**The exercise**
Go through the listing below and list every line with "Rigid".

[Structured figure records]
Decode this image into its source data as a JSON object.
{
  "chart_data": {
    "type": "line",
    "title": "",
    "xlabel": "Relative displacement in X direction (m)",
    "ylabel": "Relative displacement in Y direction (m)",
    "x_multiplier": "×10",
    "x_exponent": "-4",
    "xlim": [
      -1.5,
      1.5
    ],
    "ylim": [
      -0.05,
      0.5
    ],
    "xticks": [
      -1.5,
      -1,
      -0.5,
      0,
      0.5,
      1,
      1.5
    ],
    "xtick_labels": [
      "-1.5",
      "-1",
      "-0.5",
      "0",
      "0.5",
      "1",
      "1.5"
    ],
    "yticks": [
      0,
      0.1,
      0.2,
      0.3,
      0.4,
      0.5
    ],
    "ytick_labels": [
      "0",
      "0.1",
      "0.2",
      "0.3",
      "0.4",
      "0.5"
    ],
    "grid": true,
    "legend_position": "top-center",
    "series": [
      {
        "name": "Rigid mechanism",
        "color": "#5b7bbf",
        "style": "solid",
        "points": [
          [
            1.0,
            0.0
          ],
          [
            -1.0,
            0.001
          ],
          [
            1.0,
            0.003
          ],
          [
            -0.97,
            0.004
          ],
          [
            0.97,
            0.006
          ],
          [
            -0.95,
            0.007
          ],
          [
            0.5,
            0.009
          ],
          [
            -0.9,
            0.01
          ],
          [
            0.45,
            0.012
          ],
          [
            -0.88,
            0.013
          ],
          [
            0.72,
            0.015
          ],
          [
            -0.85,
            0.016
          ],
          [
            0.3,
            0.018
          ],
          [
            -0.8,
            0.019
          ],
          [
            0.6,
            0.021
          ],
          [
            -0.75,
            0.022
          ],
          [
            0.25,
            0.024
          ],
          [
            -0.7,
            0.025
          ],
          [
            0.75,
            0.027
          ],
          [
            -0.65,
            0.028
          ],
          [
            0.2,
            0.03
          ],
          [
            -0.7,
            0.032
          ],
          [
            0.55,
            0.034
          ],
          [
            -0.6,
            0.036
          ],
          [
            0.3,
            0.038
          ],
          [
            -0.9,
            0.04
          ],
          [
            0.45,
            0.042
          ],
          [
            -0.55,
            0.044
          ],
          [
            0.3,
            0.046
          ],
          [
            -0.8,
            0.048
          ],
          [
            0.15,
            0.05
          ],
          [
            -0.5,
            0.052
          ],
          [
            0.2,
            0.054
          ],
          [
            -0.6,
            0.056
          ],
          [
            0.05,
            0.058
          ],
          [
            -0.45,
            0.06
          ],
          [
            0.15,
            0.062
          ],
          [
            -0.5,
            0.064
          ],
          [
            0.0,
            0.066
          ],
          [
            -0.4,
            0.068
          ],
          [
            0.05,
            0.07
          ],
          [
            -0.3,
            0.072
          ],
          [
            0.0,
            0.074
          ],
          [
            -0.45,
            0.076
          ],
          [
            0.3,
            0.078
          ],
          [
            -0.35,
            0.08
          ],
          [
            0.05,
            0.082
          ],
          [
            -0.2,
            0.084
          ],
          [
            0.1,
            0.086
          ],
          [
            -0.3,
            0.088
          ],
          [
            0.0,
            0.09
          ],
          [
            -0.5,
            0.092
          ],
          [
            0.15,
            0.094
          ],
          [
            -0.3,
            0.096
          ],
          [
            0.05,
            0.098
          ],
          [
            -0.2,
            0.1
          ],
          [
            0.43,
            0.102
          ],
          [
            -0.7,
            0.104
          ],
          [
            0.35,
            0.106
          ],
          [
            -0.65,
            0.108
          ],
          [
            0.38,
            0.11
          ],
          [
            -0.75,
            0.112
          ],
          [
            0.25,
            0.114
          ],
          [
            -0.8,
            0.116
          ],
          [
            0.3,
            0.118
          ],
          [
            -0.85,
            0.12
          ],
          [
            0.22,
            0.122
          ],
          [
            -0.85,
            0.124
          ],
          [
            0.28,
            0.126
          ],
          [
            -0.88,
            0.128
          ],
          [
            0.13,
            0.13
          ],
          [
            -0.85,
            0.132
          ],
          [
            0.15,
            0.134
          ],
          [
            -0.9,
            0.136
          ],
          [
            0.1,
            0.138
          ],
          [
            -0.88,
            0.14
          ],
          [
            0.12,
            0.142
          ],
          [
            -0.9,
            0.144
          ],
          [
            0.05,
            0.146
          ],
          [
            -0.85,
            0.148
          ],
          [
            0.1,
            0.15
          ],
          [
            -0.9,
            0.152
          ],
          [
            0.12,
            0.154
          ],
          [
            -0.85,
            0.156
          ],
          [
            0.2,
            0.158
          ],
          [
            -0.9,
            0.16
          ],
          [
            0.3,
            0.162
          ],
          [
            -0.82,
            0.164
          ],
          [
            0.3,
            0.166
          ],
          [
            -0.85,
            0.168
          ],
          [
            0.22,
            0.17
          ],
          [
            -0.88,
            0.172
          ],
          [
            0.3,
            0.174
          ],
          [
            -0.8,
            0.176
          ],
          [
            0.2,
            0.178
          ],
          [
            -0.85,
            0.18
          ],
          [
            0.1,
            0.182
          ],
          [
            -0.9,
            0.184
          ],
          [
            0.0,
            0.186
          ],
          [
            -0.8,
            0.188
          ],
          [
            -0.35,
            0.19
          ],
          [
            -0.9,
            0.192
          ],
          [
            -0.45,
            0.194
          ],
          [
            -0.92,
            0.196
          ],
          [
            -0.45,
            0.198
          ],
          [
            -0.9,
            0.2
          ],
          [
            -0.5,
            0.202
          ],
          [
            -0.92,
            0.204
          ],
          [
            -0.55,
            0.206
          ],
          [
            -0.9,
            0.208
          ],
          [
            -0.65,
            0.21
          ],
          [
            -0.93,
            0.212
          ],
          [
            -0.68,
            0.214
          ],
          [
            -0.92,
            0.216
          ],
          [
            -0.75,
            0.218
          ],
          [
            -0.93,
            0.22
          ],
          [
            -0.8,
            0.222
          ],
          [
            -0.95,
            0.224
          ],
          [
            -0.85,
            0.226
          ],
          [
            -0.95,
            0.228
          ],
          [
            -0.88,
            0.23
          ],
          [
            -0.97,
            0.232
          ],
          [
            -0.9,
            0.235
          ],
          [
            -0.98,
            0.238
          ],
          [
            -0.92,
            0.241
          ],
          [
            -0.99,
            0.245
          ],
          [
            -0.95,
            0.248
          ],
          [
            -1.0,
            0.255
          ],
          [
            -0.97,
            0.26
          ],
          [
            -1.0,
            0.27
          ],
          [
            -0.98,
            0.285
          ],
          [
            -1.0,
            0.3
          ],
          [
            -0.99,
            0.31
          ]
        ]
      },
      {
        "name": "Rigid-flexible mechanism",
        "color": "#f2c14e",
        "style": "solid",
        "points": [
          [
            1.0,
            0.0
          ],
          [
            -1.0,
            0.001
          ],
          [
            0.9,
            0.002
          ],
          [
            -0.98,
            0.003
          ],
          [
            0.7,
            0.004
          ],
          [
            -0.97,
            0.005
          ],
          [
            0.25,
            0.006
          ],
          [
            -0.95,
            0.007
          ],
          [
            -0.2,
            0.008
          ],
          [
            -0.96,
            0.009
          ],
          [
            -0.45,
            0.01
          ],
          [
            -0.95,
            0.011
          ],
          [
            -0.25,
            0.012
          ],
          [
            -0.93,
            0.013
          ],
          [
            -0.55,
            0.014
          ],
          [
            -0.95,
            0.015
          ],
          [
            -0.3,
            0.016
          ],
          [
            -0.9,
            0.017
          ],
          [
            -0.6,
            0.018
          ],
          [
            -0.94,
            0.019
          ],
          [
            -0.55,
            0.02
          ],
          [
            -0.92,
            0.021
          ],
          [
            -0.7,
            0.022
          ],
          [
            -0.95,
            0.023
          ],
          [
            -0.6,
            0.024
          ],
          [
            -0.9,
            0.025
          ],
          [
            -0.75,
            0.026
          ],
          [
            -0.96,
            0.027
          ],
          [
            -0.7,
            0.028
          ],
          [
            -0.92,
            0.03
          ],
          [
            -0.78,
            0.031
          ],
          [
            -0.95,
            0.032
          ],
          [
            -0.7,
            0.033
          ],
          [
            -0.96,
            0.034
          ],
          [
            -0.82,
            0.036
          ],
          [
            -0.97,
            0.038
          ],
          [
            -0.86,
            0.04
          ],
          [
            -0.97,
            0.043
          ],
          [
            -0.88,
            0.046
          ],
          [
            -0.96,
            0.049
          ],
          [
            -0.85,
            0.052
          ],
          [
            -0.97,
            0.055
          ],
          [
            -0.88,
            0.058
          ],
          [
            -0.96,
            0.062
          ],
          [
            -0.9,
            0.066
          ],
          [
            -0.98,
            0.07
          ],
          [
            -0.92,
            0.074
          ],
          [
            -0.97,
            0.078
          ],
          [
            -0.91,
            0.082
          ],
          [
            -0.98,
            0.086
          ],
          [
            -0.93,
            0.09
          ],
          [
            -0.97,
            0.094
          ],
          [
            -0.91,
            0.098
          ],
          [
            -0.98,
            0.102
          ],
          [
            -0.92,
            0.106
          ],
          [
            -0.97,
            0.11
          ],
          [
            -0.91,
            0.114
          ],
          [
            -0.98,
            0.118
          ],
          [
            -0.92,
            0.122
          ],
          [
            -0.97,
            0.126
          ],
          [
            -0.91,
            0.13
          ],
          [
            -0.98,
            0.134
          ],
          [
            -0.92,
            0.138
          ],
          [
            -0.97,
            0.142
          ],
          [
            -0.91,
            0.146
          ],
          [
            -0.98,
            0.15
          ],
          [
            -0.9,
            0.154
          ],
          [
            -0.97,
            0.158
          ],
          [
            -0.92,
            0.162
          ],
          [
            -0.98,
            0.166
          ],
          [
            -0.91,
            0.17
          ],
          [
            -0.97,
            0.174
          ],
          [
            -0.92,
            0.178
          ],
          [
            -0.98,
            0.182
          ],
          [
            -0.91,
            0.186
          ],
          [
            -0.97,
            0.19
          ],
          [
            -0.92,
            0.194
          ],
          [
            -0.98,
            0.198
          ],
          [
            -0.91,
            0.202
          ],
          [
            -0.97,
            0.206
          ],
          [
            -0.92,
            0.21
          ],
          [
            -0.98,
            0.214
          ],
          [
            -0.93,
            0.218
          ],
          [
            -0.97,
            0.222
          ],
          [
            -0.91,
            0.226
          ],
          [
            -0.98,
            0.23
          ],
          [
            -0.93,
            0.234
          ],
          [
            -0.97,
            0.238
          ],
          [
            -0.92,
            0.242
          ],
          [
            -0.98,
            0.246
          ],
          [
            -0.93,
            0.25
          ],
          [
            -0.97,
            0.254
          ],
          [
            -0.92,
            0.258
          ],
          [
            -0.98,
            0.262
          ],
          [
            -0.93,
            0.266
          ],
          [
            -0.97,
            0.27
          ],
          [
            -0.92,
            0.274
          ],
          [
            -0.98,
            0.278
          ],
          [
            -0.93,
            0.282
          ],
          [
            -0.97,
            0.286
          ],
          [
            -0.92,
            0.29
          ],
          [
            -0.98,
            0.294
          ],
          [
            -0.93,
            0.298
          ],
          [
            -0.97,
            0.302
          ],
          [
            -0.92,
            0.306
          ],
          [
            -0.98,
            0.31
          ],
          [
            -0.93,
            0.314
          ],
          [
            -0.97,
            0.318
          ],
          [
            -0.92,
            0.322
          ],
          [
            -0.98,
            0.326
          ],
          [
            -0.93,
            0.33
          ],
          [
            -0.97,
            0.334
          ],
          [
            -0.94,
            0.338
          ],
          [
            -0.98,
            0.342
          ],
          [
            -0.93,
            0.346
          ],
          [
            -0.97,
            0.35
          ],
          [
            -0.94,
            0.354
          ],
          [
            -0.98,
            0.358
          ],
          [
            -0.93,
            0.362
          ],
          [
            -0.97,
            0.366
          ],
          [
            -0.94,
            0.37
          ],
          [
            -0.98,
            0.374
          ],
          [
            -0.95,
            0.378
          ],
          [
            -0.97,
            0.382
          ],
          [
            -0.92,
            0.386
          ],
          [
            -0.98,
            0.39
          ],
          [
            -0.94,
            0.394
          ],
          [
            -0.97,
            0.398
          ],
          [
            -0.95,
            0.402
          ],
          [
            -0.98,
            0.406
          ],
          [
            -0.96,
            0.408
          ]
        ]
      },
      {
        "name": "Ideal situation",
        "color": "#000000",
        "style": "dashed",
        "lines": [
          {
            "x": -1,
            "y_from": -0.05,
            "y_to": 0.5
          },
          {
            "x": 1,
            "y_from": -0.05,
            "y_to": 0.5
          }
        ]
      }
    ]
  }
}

**Answer for this exercise**
        "name": "Rigid mechanism",
        "name": "Rigid-flexible mechanism",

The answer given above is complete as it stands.